## Stated exercise
Which lines have the string "Cove"? Copy all of them from the entries below.

## Data records
────────────────

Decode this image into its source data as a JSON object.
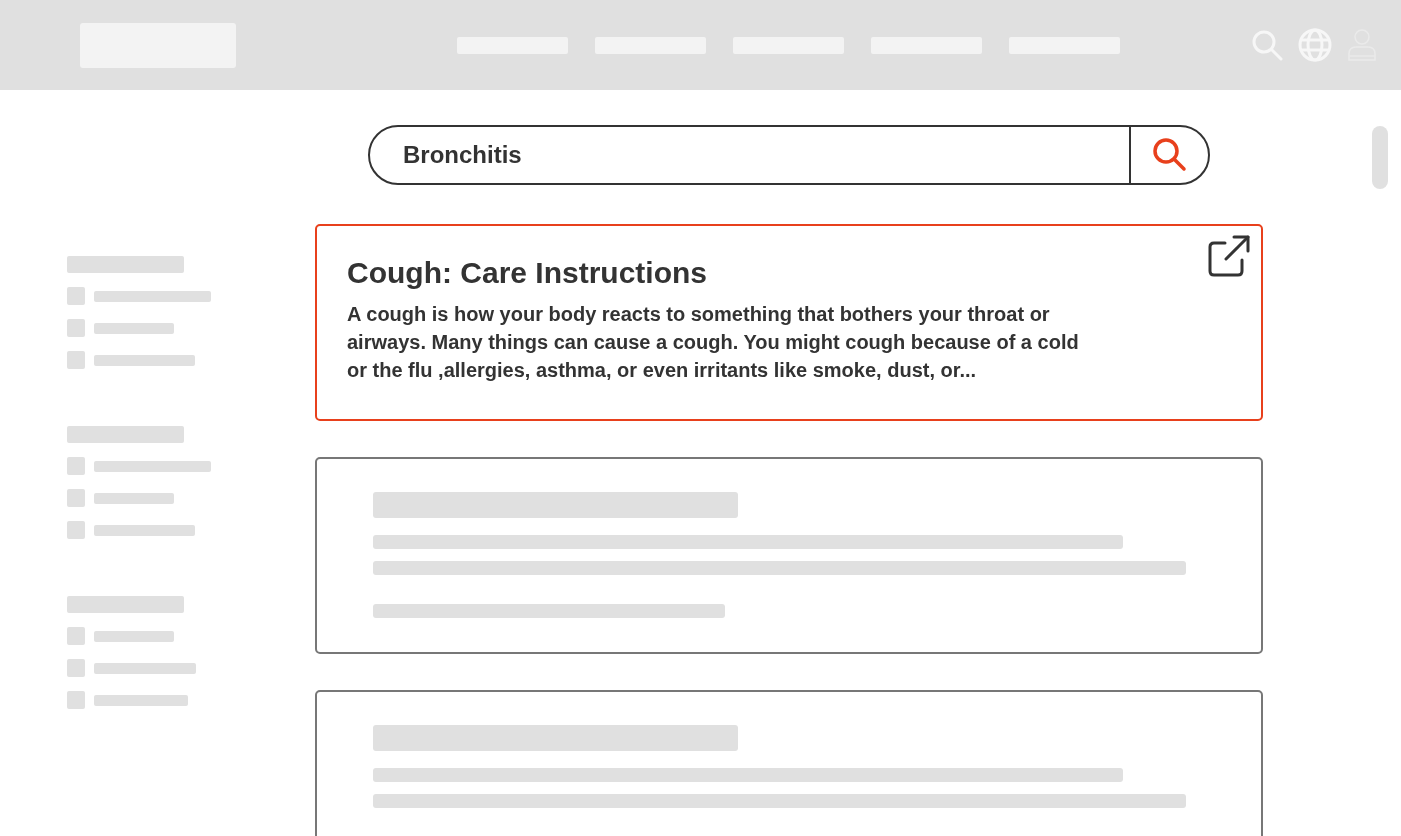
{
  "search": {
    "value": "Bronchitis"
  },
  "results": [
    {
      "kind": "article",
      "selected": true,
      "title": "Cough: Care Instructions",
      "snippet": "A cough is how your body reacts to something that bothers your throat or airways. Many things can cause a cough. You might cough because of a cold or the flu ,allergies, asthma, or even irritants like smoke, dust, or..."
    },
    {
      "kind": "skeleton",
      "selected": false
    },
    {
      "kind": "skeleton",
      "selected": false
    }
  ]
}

────────────────

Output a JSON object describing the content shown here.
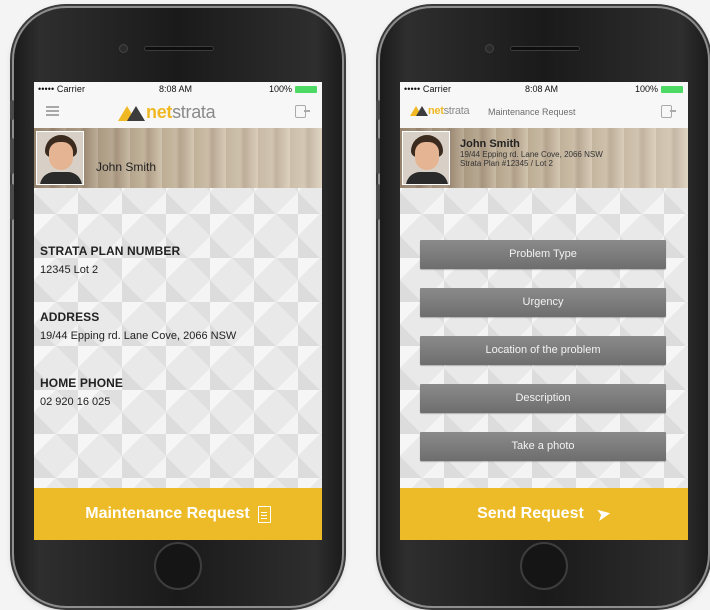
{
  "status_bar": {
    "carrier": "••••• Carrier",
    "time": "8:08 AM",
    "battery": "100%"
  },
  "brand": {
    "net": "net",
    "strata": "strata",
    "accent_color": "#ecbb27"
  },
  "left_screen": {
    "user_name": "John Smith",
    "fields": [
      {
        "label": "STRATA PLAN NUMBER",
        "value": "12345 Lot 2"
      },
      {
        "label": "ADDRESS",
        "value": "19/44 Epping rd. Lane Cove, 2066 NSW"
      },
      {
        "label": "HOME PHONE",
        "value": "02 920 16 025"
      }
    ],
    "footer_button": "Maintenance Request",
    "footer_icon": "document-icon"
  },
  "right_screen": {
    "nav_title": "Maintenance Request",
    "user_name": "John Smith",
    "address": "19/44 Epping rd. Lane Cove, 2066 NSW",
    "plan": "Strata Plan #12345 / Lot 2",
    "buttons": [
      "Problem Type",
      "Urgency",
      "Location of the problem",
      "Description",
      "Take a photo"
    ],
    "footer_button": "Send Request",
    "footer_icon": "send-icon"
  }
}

────────────────

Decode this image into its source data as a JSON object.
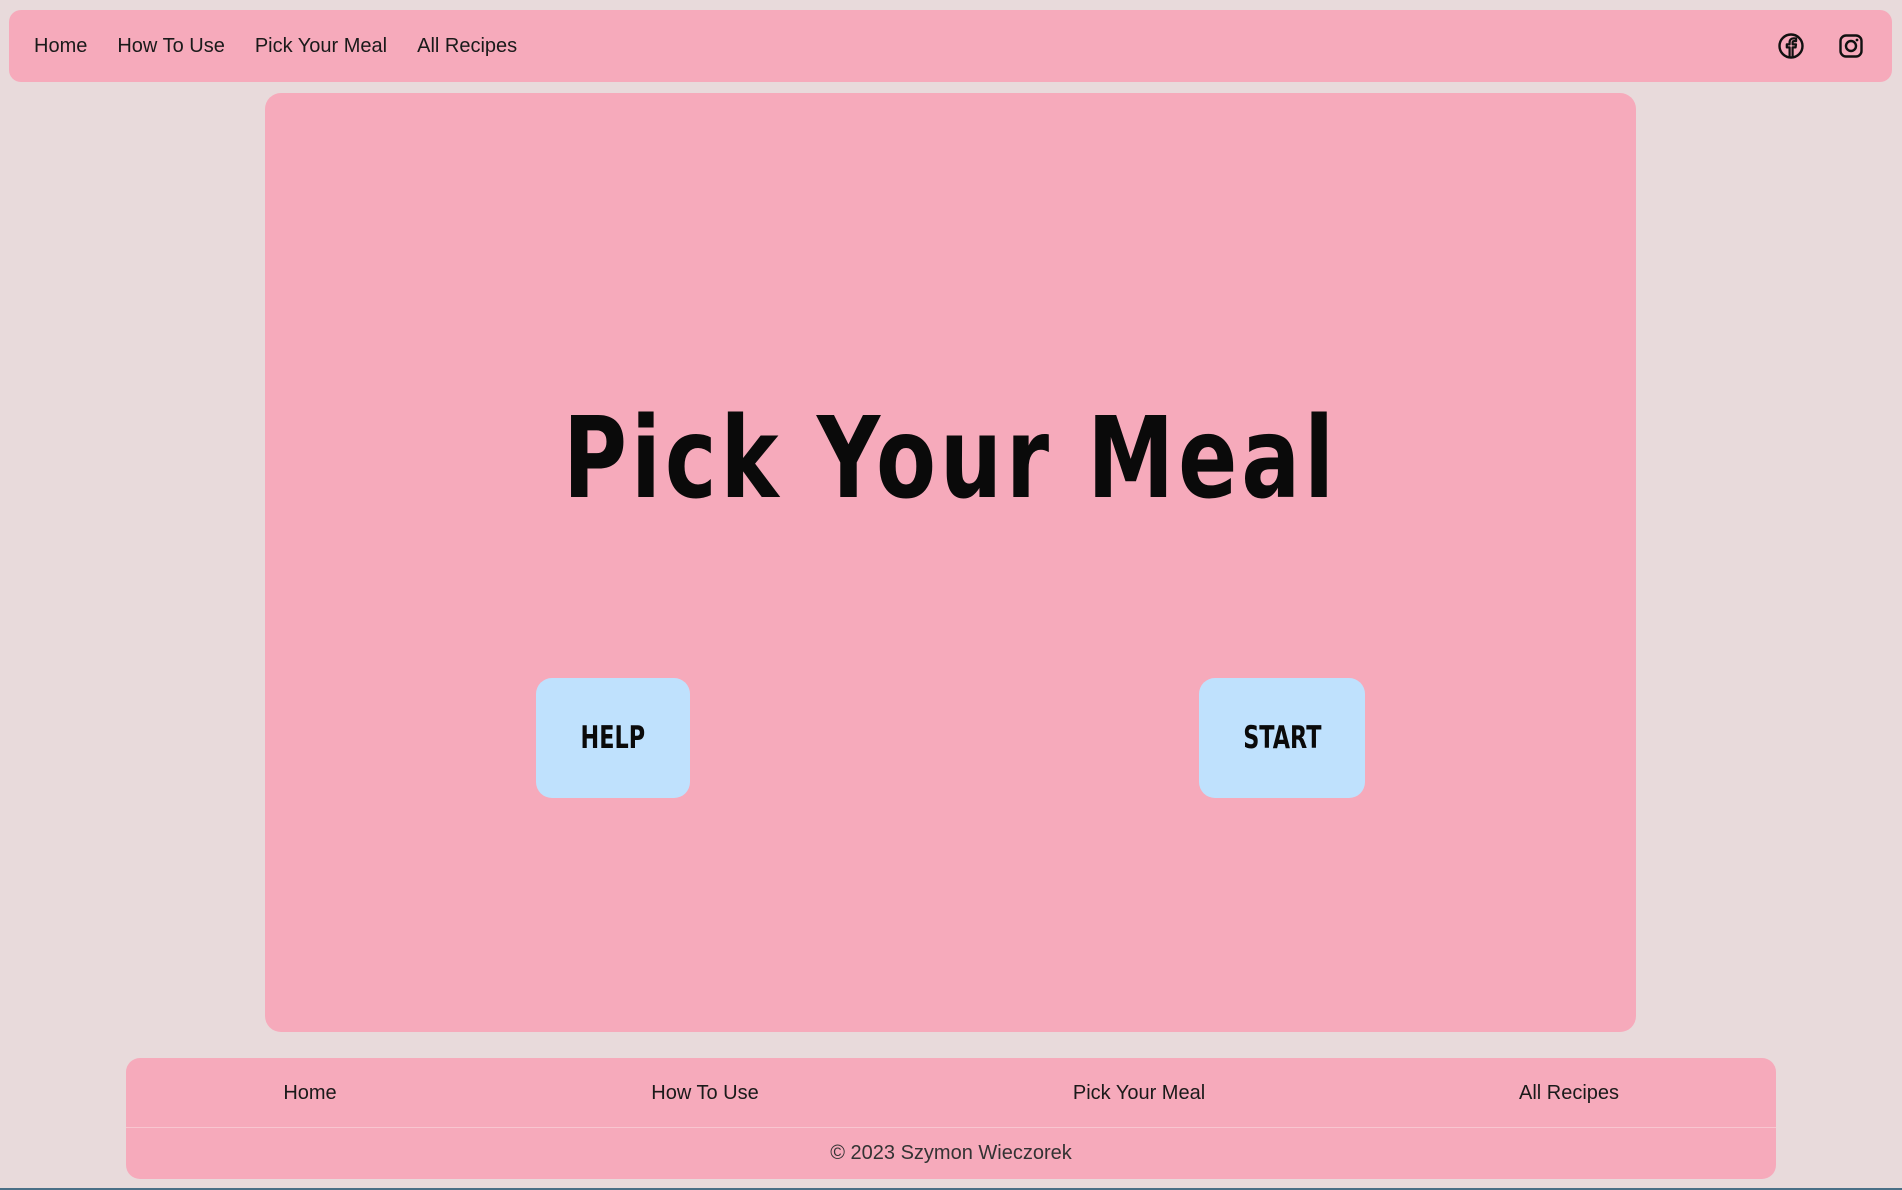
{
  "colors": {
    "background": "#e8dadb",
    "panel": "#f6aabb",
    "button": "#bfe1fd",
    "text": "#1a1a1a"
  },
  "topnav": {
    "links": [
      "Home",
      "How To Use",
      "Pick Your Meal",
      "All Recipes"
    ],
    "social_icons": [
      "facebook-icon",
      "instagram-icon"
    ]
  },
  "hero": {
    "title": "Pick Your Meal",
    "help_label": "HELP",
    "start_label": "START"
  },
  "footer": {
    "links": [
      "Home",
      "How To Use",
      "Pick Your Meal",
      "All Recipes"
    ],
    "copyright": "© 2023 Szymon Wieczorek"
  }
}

────────────────

## Result of this exercise
        "value": "19/44 Epping rd. Lane Cove, 2066 NSW"
    "address": "19/44 Epping rd. Lane Cove, 2066 NSW",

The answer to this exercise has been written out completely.